:: PROVIDED RECORDS ::

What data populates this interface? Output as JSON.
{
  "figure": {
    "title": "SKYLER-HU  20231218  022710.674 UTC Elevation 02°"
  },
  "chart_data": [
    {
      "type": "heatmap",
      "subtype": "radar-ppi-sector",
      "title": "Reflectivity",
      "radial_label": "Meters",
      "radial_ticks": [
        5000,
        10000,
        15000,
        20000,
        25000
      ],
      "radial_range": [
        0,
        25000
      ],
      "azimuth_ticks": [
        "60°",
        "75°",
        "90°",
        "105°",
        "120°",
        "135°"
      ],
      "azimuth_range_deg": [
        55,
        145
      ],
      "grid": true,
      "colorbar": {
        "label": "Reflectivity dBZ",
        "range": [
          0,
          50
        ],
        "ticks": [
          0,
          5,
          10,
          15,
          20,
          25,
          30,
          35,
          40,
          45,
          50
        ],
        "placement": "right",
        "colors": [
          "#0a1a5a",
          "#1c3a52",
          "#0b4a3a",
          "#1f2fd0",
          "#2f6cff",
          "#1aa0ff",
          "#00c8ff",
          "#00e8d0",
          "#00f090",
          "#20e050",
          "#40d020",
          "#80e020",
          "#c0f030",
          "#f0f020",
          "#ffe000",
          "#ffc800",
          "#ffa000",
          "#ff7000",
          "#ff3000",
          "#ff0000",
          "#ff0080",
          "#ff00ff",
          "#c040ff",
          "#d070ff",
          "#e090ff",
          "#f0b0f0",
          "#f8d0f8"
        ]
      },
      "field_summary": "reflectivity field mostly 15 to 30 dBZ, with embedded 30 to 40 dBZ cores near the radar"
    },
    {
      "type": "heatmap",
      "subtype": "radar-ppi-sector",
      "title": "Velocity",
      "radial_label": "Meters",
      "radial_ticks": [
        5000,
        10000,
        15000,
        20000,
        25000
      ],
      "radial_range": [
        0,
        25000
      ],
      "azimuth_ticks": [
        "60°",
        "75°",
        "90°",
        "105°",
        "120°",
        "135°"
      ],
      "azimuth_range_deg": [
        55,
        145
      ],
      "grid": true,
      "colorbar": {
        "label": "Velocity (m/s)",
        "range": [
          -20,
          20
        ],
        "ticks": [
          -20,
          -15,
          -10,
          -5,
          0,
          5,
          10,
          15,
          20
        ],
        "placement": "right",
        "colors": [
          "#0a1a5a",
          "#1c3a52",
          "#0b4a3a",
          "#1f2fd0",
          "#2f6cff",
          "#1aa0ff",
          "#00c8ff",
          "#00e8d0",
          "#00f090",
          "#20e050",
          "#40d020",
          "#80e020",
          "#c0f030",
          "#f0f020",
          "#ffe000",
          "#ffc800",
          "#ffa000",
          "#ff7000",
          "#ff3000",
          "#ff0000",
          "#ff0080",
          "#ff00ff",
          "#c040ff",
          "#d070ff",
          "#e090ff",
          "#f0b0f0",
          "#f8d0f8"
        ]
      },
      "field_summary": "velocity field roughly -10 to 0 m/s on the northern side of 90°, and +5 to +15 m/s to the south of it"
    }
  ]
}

:::

OBJECTIVE: Retype the material above, line by line, exactly.

EXERCISE RESULT:
What data populates this interface? Output as JSON.
{
  "figure": {
    "title": "SKYLER-HU  20231218  022710.674 UTC Elevation 02°"
  },
  "chart_data": [
    {
      "type": "heatmap",
      "subtype": "radar-ppi-sector",
      "title": "Reflectivity",
      "radial_label": "Meters",
      "radial_ticks": [
        5000,
        10000,
        15000,
        20000,
        25000
      ],
      "radial_range": [
        0,
        25000
      ],
      "azimuth_ticks": [
        "60°",
        "75°",
        "90°",
        "105°",
        "120°",
        "135°"
      ],
      "azimuth_range_deg": [
        55,
        145
      ],
      "grid": true,
      "colorbar": {
        "label": "Reflectivity dBZ",
        "range": [
          0,
          50
        ],
        "ticks": [
          0,
          5,
          10,
          15,
          20,
          25,
          30,
          35,
          40,
          45,
          50
        ],
        "placement": "right",
        "colors": [
          "#0a1a5a",
          "#1c3a52",
          "#0b4a3a",
          "#1f2fd0",
          "#2f6cff",
          "#1aa0ff",
          "#00c8ff",
          "#00e8d0",
          "#00f090",
          "#20e050",
          "#40d020",
          "#80e020",
          "#c0f030",
          "#f0f020",
          "#ffe000",
          "#ffc800",
          "#ffa000",
          "#ff7000",
          "#ff3000",
          "#ff0000",
          "#ff0080",
          "#ff00ff",
          "#c040ff",
          "#d070ff",
          "#e090ff",
          "#f0b0f0",
          "#f8d0f8"
        ]
      },
      "field_summary": "reflectivity field mostly 15 to 30 dBZ, with embedded 30 to 40 dBZ cores near the radar"
    },
    {
      "type": "heatmap",
      "subtype": "radar-ppi-sector",
      "title": "Velocity",
      "radial_label": "Meters",
      "radial_ticks": [
        5000,
        10000,
        15000,
        20000,
        25000
      ],
      "radial_range": [
        0,
        25000
      ],
      "azimuth_ticks": [
        "60°",
        "75°",
        "90°",
        "105°",
        "120°",
        "135°"
      ],
      "azimuth_range_deg": [
        55,
        145
      ],
      "grid": true,
      "colorbar": {
        "label": "Velocity (m/s)",
        "range": [
          -20,
          20
        ],
        "ticks": [
          -20,
          -15,
          -10,
          -5,
          0,
          5,
          10,
          15,
          20
        ],
        "placement": "right",
        "colors": [
          "#0a1a5a",
          "#1c3a52",
          "#0b4a3a",
          "#1f2fd0",
          "#2f6cff",
          "#1aa0ff",
          "#00c8ff",
          "#00e8d0",
          "#00f090",
          "#20e050",
          "#40d020",
          "#80e020",
          "#c0f030",
          "#f0f020",
          "#ffe000",
          "#ffc800",
          "#ffa000",
          "#ff7000",
          "#ff3000",
          "#ff0000",
          "#ff0080",
          "#ff00ff",
          "#c040ff",
          "#d070ff",
          "#e090ff",
          "#f0b0f0",
          "#f8d0f8"
        ]
      },
      "field_summary": "velocity field roughly -10 to 0 m/s on the northern side of 90°, and +5 to +15 m/s to the south of it"
    }
  ]
}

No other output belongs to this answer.